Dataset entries
|---|

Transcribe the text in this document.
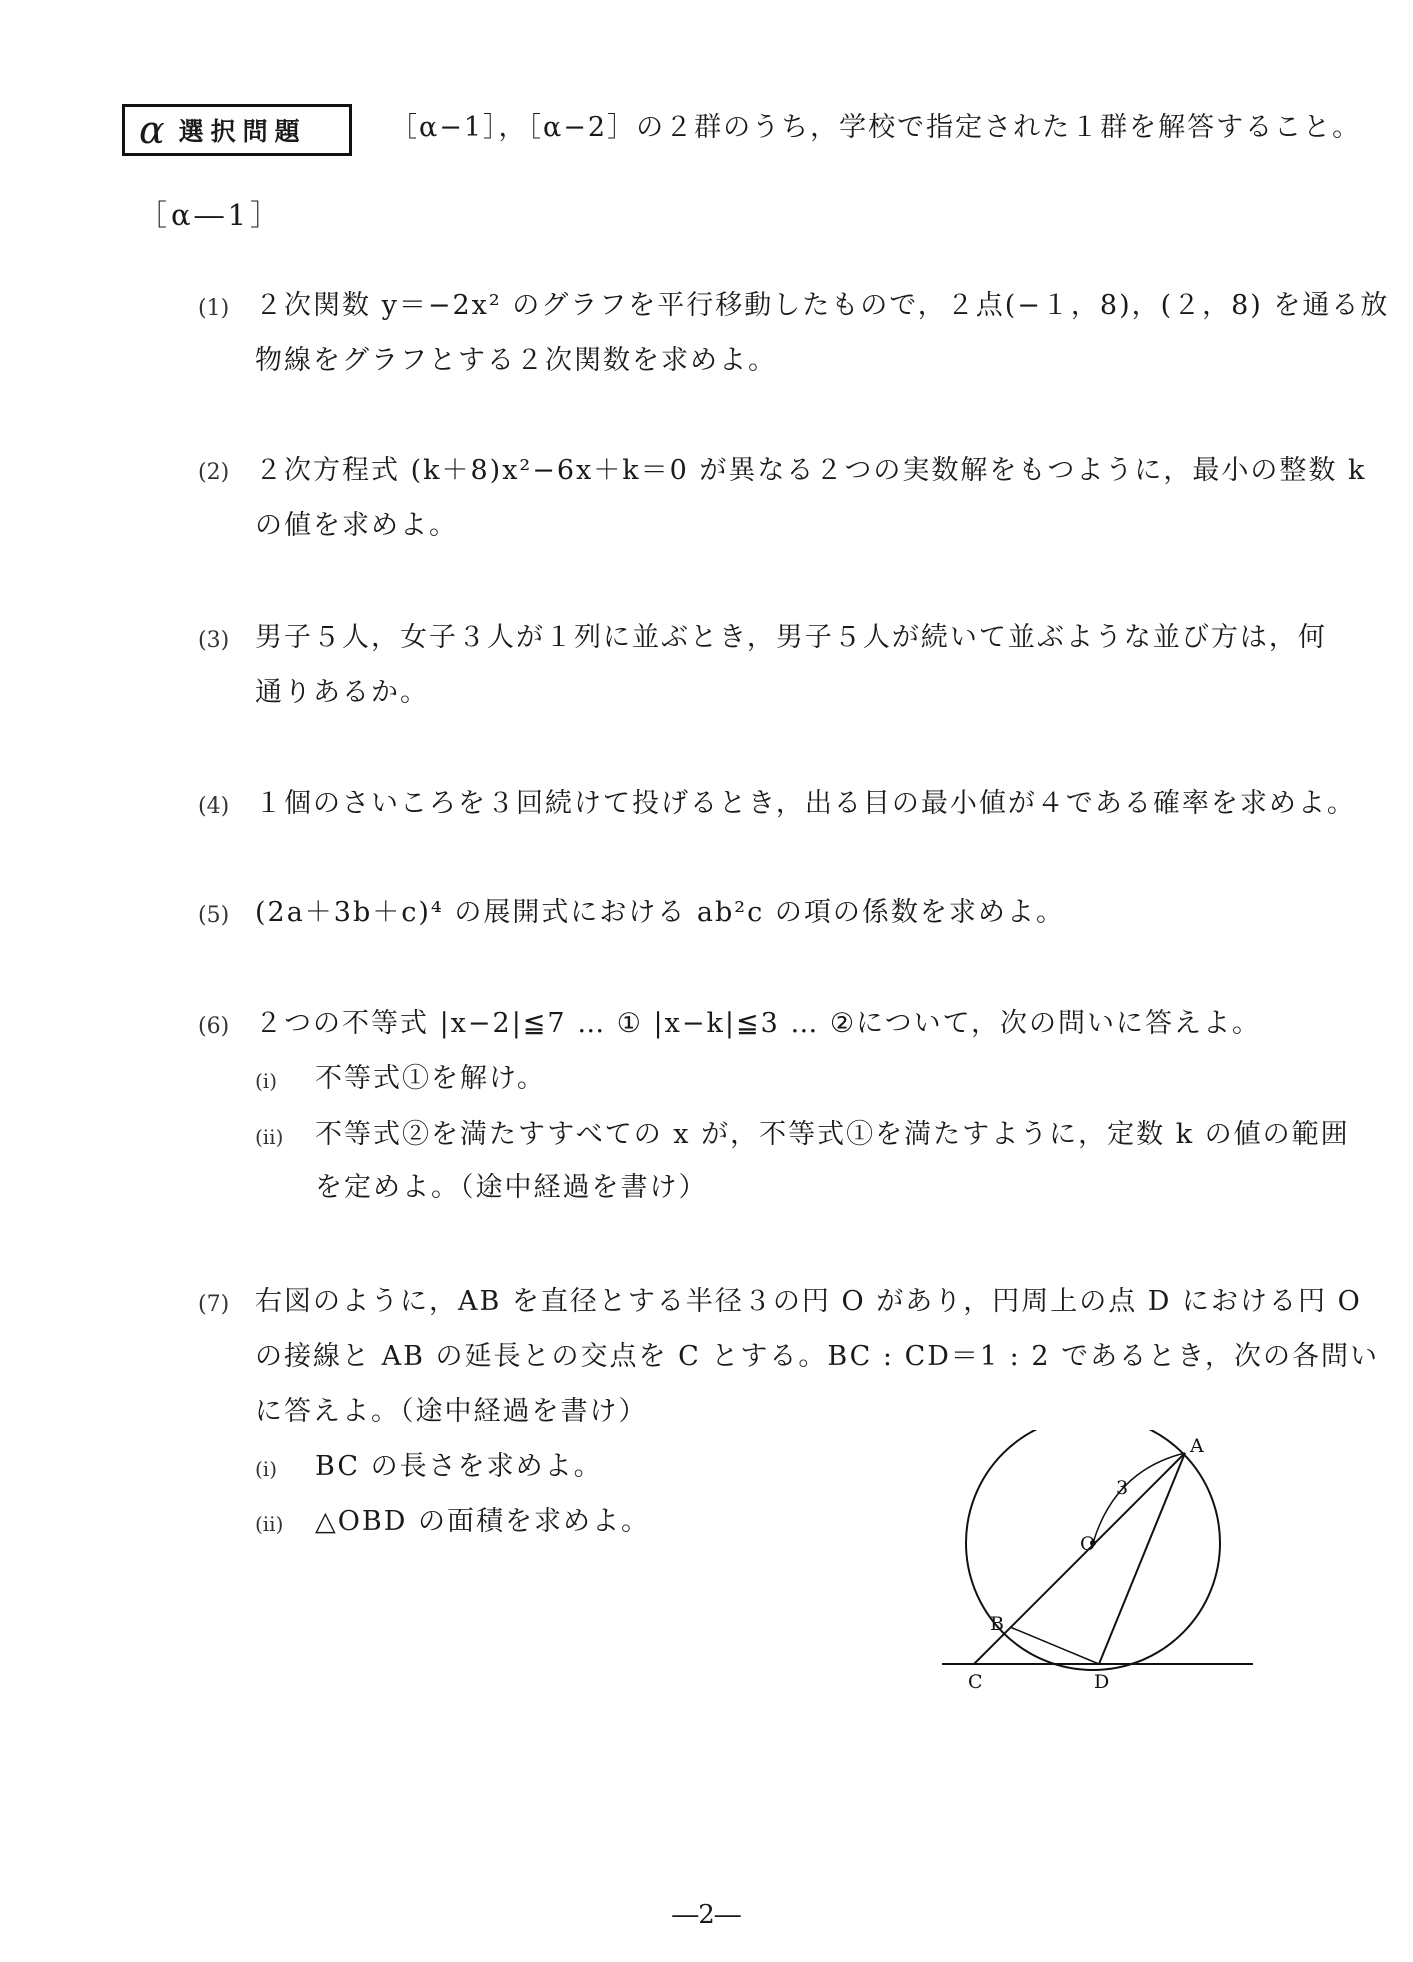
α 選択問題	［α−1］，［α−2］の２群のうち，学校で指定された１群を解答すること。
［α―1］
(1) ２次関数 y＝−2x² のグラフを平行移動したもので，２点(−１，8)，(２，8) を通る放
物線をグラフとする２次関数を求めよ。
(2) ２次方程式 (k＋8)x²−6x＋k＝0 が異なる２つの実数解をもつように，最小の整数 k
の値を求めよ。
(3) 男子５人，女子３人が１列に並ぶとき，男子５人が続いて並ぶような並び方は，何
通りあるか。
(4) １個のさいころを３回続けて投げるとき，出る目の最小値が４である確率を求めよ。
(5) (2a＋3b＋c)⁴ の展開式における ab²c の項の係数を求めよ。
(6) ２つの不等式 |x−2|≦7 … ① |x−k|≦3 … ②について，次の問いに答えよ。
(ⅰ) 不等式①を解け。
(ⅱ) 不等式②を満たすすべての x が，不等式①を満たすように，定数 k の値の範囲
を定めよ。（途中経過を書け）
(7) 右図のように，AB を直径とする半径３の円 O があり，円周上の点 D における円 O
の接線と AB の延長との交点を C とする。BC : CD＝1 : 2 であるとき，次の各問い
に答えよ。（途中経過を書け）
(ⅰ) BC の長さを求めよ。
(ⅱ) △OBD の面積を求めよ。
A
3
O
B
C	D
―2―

|---|

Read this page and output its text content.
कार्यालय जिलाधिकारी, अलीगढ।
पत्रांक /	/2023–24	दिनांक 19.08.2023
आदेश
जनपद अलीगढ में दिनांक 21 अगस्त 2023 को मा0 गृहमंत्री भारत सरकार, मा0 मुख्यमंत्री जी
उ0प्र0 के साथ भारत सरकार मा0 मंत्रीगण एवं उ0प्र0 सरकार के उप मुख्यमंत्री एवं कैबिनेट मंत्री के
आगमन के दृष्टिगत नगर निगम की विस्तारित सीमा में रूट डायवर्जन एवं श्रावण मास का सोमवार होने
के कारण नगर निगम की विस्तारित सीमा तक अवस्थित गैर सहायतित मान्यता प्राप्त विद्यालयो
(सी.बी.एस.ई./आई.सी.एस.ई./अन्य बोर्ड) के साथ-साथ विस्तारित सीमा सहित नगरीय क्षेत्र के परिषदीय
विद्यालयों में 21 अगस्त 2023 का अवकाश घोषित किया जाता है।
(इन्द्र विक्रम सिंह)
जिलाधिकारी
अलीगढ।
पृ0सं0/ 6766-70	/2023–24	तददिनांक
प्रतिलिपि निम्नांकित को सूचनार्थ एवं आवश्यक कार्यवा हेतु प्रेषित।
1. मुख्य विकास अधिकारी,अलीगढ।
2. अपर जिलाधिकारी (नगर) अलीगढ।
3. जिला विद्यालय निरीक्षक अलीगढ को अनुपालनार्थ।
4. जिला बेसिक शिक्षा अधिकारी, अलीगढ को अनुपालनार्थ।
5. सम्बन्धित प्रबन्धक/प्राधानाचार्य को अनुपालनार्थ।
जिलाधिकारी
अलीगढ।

|---|

The lines above form a set of records; determine how many of them contain the string "text" and give that number alone.

2